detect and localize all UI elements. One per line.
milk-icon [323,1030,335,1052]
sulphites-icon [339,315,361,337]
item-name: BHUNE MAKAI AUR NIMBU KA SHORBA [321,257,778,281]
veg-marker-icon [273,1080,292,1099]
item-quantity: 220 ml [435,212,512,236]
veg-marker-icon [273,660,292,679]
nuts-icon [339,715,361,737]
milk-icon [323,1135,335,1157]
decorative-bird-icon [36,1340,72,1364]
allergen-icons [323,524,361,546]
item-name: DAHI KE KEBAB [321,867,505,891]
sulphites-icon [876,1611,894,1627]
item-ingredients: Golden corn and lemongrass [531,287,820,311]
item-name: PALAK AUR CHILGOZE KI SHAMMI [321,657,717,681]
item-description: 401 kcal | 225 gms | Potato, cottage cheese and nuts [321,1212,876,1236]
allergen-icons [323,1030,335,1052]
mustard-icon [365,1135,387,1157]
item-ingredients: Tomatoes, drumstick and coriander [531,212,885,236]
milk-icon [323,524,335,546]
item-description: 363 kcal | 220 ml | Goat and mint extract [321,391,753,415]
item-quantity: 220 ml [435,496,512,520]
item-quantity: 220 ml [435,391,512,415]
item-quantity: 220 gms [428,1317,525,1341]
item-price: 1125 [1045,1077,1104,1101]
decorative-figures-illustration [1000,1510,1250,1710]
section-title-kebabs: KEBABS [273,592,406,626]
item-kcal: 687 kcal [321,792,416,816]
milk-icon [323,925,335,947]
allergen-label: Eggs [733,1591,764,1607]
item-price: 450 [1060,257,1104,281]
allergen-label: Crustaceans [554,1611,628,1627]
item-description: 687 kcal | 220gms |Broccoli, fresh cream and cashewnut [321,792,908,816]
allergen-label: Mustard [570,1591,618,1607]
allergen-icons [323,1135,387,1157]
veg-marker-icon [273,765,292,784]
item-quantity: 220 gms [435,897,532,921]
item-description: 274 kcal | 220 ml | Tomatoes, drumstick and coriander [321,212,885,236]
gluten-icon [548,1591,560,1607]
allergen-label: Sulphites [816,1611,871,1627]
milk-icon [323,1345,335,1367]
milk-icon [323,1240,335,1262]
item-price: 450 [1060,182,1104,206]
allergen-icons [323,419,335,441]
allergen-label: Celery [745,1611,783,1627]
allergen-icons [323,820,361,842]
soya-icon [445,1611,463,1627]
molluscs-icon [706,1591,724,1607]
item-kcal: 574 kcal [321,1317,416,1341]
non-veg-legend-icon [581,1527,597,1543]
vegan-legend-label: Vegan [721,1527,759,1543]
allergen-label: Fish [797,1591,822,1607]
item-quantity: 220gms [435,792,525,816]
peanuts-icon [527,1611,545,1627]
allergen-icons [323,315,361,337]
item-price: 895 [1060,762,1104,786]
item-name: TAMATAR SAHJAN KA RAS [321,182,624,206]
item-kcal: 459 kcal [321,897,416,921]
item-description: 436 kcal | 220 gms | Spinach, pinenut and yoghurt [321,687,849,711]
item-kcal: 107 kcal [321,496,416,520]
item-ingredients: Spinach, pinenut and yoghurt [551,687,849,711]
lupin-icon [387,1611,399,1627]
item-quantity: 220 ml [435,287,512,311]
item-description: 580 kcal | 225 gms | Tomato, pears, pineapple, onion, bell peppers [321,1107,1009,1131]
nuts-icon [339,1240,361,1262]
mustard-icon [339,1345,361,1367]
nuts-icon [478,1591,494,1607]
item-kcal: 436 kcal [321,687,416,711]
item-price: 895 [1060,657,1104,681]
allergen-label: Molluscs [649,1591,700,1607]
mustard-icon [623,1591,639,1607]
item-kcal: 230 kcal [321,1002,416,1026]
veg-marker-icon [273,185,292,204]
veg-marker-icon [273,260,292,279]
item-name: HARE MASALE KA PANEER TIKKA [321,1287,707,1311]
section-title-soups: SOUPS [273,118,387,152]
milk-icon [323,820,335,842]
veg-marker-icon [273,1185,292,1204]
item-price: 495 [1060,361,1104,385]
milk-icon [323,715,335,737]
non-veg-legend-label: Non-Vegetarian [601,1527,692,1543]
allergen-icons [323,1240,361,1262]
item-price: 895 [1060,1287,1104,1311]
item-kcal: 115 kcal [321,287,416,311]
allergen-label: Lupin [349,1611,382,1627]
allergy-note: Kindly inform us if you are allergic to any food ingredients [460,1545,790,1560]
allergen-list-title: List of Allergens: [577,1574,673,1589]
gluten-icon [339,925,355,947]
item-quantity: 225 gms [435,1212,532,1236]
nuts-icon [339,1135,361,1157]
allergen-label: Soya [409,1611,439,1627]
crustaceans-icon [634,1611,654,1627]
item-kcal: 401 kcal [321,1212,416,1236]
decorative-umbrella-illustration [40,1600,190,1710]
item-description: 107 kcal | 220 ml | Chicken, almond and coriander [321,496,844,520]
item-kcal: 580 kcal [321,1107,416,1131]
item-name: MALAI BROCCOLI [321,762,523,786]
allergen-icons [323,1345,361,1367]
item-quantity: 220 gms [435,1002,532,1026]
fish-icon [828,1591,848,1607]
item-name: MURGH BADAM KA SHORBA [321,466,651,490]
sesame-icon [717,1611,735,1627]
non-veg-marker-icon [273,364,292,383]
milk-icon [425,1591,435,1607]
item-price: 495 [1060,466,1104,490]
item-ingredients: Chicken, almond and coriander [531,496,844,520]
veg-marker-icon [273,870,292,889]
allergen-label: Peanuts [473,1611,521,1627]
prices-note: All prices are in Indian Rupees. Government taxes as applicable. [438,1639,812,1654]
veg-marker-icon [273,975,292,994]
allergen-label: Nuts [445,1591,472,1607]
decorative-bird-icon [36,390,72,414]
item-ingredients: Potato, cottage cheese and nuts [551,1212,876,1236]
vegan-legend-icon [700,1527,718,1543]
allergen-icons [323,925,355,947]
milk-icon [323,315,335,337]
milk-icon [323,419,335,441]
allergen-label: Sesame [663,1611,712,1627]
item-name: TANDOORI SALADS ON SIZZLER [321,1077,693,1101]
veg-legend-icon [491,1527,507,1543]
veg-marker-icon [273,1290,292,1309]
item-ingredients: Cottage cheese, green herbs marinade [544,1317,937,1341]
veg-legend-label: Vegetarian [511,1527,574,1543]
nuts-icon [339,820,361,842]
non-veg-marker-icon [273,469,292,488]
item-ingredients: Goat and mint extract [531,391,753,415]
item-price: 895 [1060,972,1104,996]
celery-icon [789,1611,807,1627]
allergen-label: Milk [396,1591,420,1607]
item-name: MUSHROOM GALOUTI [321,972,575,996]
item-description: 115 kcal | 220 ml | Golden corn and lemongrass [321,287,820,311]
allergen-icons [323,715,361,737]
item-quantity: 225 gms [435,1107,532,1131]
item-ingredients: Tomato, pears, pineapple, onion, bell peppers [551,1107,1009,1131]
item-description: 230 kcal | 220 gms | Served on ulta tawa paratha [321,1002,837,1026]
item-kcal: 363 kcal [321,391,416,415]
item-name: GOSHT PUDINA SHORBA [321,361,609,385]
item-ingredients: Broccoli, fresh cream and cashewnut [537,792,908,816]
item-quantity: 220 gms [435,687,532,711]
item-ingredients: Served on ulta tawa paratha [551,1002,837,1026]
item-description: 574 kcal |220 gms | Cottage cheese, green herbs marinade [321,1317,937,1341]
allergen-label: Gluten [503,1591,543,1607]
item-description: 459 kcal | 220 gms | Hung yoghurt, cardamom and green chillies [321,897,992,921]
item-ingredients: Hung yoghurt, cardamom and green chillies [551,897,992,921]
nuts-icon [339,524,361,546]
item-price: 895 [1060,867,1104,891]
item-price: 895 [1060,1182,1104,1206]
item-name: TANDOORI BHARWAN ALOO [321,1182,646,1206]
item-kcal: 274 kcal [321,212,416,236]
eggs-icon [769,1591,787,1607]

+-------+

### Exercise brief
Transcribe the items verbatim, from the first line through the line containing "milk-icon [323,524,335,546]", inclusive.

### Correct output
detect and localize all UI elements. One per line.
milk-icon [323,1030,335,1052]
sulphites-icon [339,315,361,337]
item-name: BHUNE MAKAI AUR NIMBU KA SHORBA [321,257,778,281]
veg-marker-icon [273,1080,292,1099]
item-quantity: 220 ml [435,212,512,236]
veg-marker-icon [273,660,292,679]
nuts-icon [339,715,361,737]
milk-icon [323,1135,335,1157]
decorative-bird-icon [36,1340,72,1364]
allergen-icons [323,524,361,546]
item-name: DAHI KE KEBAB [321,867,505,891]
sulphites-icon [876,1611,894,1627]
item-ingredients: Golden corn and lemongrass [531,287,820,311]
item-name: PALAK AUR CHILGOZE KI SHAMMI [321,657,717,681]
item-description: 401 kcal | 225 gms | Potato, cottage cheese and nuts [321,1212,876,1236]
allergen-icons [323,1030,335,1052]
mustard-icon [365,1135,387,1157]
item-ingredients: Tomatoes, drumstick and coriander [531,212,885,236]
milk-icon [323,524,335,546]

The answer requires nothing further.